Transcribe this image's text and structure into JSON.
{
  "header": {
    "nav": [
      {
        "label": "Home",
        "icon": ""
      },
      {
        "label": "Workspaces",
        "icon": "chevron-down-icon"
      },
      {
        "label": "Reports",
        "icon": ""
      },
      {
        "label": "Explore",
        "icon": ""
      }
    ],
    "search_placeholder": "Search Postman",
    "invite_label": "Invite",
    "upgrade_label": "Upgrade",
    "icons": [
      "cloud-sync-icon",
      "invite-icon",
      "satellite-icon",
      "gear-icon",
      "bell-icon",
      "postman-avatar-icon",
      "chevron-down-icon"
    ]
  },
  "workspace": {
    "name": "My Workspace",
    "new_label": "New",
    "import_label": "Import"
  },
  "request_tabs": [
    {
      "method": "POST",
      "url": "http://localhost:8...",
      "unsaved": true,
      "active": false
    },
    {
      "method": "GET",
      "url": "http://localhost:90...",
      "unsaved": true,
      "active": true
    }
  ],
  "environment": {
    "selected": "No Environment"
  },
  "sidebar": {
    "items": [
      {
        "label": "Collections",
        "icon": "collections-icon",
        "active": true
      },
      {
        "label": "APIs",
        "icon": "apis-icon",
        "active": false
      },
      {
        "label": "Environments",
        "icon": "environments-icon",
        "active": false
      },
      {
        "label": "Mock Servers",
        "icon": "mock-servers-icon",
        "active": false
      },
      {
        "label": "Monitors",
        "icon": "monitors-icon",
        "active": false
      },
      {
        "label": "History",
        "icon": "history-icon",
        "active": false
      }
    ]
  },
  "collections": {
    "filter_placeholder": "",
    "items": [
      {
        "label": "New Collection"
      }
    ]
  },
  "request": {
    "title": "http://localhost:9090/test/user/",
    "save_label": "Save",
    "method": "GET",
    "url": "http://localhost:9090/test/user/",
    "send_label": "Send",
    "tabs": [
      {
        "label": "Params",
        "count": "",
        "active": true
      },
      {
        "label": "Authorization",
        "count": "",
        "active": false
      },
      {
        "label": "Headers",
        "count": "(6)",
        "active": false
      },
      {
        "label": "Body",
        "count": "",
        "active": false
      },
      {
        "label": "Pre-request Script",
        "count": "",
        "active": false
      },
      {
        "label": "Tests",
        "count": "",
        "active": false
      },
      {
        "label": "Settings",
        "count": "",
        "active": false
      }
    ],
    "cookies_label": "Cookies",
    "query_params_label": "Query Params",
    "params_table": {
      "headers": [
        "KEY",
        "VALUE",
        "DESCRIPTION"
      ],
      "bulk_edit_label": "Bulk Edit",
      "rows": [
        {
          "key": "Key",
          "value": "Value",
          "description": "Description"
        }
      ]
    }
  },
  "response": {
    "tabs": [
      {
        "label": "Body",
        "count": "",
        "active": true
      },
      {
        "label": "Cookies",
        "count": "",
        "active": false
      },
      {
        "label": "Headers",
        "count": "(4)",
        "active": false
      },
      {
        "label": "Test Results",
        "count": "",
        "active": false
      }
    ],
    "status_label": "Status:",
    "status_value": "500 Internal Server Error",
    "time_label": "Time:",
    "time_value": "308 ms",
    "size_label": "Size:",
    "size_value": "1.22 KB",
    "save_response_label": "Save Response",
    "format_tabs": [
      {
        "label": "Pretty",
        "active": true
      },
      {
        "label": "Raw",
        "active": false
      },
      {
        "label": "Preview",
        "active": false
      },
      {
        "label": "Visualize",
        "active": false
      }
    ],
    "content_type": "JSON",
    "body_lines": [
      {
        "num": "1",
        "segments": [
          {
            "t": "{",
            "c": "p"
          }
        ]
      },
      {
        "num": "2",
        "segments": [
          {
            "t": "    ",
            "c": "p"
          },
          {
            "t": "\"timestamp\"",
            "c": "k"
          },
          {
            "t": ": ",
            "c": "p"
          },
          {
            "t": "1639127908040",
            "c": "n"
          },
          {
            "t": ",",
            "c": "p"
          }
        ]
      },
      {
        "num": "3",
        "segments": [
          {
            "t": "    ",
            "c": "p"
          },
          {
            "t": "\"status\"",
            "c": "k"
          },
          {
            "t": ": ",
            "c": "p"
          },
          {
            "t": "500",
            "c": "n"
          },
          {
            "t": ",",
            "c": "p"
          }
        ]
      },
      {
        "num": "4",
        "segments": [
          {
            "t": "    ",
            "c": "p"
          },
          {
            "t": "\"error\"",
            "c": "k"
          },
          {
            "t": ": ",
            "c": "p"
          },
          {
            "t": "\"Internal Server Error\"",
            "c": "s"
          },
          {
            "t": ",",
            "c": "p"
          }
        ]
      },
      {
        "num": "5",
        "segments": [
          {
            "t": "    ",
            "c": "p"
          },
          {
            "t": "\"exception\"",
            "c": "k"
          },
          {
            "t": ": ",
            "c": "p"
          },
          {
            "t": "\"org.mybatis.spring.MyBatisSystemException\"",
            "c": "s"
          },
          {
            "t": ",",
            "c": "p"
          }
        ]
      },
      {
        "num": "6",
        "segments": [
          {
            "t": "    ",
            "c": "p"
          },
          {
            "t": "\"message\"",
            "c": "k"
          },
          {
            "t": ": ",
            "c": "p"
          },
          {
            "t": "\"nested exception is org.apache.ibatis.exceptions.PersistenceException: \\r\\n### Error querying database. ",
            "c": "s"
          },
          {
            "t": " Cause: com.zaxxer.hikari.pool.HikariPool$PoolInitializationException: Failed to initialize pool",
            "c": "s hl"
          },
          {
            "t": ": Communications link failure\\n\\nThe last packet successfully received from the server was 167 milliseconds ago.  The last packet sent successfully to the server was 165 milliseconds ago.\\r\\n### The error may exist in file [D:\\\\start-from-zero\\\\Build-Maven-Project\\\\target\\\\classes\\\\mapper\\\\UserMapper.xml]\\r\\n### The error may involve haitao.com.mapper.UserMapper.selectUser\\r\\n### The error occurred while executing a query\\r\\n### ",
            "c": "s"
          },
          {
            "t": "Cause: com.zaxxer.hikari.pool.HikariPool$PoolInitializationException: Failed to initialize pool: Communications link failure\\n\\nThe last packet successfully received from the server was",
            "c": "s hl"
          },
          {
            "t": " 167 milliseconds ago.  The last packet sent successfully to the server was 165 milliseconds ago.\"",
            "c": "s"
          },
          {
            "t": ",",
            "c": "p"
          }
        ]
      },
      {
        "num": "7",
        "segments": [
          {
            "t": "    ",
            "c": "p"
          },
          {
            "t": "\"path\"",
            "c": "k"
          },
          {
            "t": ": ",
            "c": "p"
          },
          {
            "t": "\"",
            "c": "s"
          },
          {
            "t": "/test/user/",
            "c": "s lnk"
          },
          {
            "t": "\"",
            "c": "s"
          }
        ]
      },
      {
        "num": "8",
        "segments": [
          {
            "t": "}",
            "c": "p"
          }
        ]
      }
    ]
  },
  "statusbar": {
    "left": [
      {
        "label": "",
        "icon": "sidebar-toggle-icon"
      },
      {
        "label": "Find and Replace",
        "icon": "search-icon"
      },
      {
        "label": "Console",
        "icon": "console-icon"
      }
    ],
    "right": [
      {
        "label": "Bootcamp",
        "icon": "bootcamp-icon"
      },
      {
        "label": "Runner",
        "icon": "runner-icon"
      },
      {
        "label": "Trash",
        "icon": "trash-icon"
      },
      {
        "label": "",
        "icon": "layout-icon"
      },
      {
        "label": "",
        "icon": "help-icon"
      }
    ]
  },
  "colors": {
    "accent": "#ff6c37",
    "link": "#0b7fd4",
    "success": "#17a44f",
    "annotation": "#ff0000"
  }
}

+---+

__Exercise requirements__.
Write out every line of the records exactly.

__Task result__.
Transcribe this image's text and structure into JSON.
{
  "header": {
    "nav": [
      {
        "label": "Home",
        "icon": ""
      },
      {
        "label": "Workspaces",
        "icon": "chevron-down-icon"
      },
      {
        "label": "Reports",
        "icon": ""
      },
      {
        "label": "Explore",
        "icon": ""
      }
    ],
    "search_placeholder": "Search Postman",
    "invite_label": "Invite",
    "upgrade_label": "Upgrade",
    "icons": [
      "cloud-sync-icon",
      "invite-icon",
      "satellite-icon",
      "gear-icon",
      "bell-icon",
      "postman-avatar-icon",
      "chevron-down-icon"
    ]
  },
  "workspace": {
    "name": "My Workspace",
    "new_label": "New",
    "import_label": "Import"
  },
  "request_tabs": [
    {
      "method": "POST",
      "url": "http://localhost:8...",
      "unsaved": true,
      "active": false
    },
    {
      "method": "GET",
      "url": "http://localhost:90...",
      "unsaved": true,
      "active": true
    }
  ],
  "environment": {
    "selected": "No Environment"
  },
  "sidebar": {
    "items": [
      {
        "label": "Collections",
        "icon": "collections-icon",
        "active": true
      },
      {
        "label": "APIs",
        "icon": "apis-icon",
        "active": false
      },
      {
        "label": "Environments",
        "icon": "environments-icon",
        "active": false
      },
      {
        "label": "Mock Servers",
        "icon": "mock-servers-icon",
        "active": false
      },
      {
        "label": "Monitors",
        "icon": "monitors-icon",
        "active": false
      },
      {
        "label": "History",
        "icon": "history-icon",
        "active": false
      }
    ]
  },
  "collections": {
    "filter_placeholder": "",
    "items": [
      {
        "label": "New Collection"
      }
    ]
  },
  "request": {
    "title": "http://localhost:9090/test/user/",
    "save_label": "Save",
    "method": "GET",
    "url": "http://localhost:9090/test/user/",
    "send_label": "Send",
    "tabs": [
      {
        "label": "Params",
        "count": "",
        "active": true
      },
      {
        "label": "Authorization",
        "count": "",
        "active": false
      },
      {
        "label": "Headers",
        "count": "(6)",
        "active": false
      },
      {
        "label": "Body",
        "count": "",
        "active": false
      },
      {
        "label": "Pre-request Script",
        "count": "",
        "active": false
      },
      {
        "label": "Tests",
        "count": "",
        "active": false
      },
      {
        "label": "Settings",
        "count": "",
        "active": false
      }
    ],
    "cookies_label": "Cookies",
    "query_params_label": "Query Params",
    "params_table": {
      "headers": [
        "KEY",
        "VALUE",
        "DESCRIPTION"
      ],
      "bulk_edit_label": "Bulk Edit",
      "rows": [
        {
          "key": "Key",
          "value": "Value",
          "description": "Description"
        }
      ]
    }
  },
  "response": {
    "tabs": [
      {
        "label": "Body",
        "count": "",
        "active": true
      },
      {
        "label": "Cookies",
        "count": "",
        "active": false
      },
      {
        "label": "Headers",
        "count": "(4)",
        "active": false
      },
      {
        "label": "Test Results",
        "count": "",
        "active": false
      }
    ],
    "status_label": "Status:",
    "status_value": "500 Internal Server Error",
    "time_label": "Time:",
    "time_value": "308 ms",
    "size_label": "Size:",
    "size_value": "1.22 KB",
    "save_response_label": "Save Response",
    "format_tabs": [
      {
        "label": "Pretty",
        "active": true
      },
      {
        "label": "Raw",
        "active": false
      },
      {
        "label": "Preview",
        "active": false
      },
      {
        "label": "Visualize",
        "active": false
      }
    ],
    "content_type": "JSON",
    "body_lines": [
      {
        "num": "1",
        "segments": [
          {
            "t": "{",
            "c": "p"
          }
        ]
      },
      {
        "num": "2",
        "segments": [
          {
            "t": "    ",
            "c": "p"
          },
          {
            "t": "\"timestamp\"",
            "c": "k"
          },
          {
            "t": ": ",
            "c": "p"
          },
          {
            "t": "1639127908040",
            "c": "n"
          },
          {
            "t": ",",
            "c": "p"
          }
        ]
      },
      {
        "num": "3",
        "segments": [
          {
            "t": "    ",
            "c": "p"
          },
          {
            "t": "\"status\"",
            "c": "k"
          },
          {
            "t": ": ",
            "c": "p"
          },
          {
            "t": "500",
            "c": "n"
          },
          {
            "t": ",",
            "c": "p"
          }
        ]
      },
      {
        "num": "4",
        "segments": [
          {
            "t": "    ",
            "c": "p"
          },
          {
            "t": "\"error\"",
            "c": "k"
          },
          {
            "t": ": ",
            "c": "p"
          },
          {
            "t": "\"Internal Server Error\"",
            "c": "s"
          },
          {
            "t": ",",
            "c": "p"
          }
        ]
      },
      {
        "num": "5",
        "segments": [
          {
            "t": "    ",
            "c": "p"
          },
          {
            "t": "\"exception\"",
            "c": "k"
          },
          {
            "t": ": ",
            "c": "p"
          },
          {
            "t": "\"org.mybatis.spring.MyBatisSystemException\"",
            "c": "s"
          },
          {
            "t": ",",
            "c": "p"
          }
        ]
      },
      {
        "num": "6",
        "segments": [
          {
            "t": "    ",
            "c": "p"
          },
          {
            "t": "\"message\"",
            "c": "k"
          },
          {
            "t": ": ",
            "c": "p"
          },
          {
            "t": "\"nested exception is org.apache.ibatis.exceptions.PersistenceException: \\r\\n### Error querying database. ",
            "c": "s"
          },
          {
            "t": " Cause: com.zaxxer.hikari.pool.HikariPool$PoolInitializationException: Failed to initialize pool",
            "c": "s hl"
          },
          {
            "t": ": Communications link failure\\n\\nThe last packet successfully received from the server was 167 milliseconds ago.  The last packet sent successfully to the server was 165 milliseconds ago.\\r\\n### The error may exist in file [D:\\\\start-from-zero\\\\Build-Maven-Project\\\\target\\\\classes\\\\mapper\\\\UserMapper.xml]\\r\\n### The error may involve haitao.com.mapper.UserMapper.selectUser\\r\\n### The error occurred while executing a query\\r\\n### ",
            "c": "s"
          },
          {
            "t": "Cause: com.zaxxer.hikari.pool.HikariPool$PoolInitializationException: Failed to initialize pool: Communications link failure\\n\\nThe last packet successfully received from the server was",
            "c": "s hl"
          },
          {
            "t": " 167 milliseconds ago.  The last packet sent successfully to the server was 165 milliseconds ago.\"",
            "c": "s"
          },
          {
            "t": ",",
            "c": "p"
          }
        ]
      },
      {
        "num": "7",
        "segments": [
          {
            "t": "    ",
            "c": "p"
          },
          {
            "t": "\"path\"",
            "c": "k"
          },
          {
            "t": ": ",
            "c": "p"
          },
          {
            "t": "\"",
            "c": "s"
          },
          {
            "t": "/test/user/",
            "c": "s lnk"
          },
          {
            "t": "\"",
            "c": "s"
          }
        ]
      },
      {
        "num": "8",
        "segments": [
          {
            "t": "}",
            "c": "p"
          }
        ]
      }
    ]
  },
  "statusbar": {
    "left": [
      {
        "label": "",
        "icon": "sidebar-toggle-icon"
      },
      {
        "label": "Find and Replace",
        "icon": "search-icon"
      },
      {
        "label": "Console",
        "icon": "console-icon"
      }
    ],
    "right": [
      {
        "label": "Bootcamp",
        "icon": "bootcamp-icon"
      },
      {
        "label": "Runner",
        "icon": "runner-icon"
      },
      {
        "label": "Trash",
        "icon": "trash-icon"
      },
      {
        "label": "",
        "icon": "layout-icon"
      },
      {
        "label": "",
        "icon": "help-icon"
      }
    ]
  },
  "colors": {
    "accent": "#ff6c37",
    "link": "#0b7fd4",
    "success": "#17a44f",
    "annotation": "#ff0000"
  }
}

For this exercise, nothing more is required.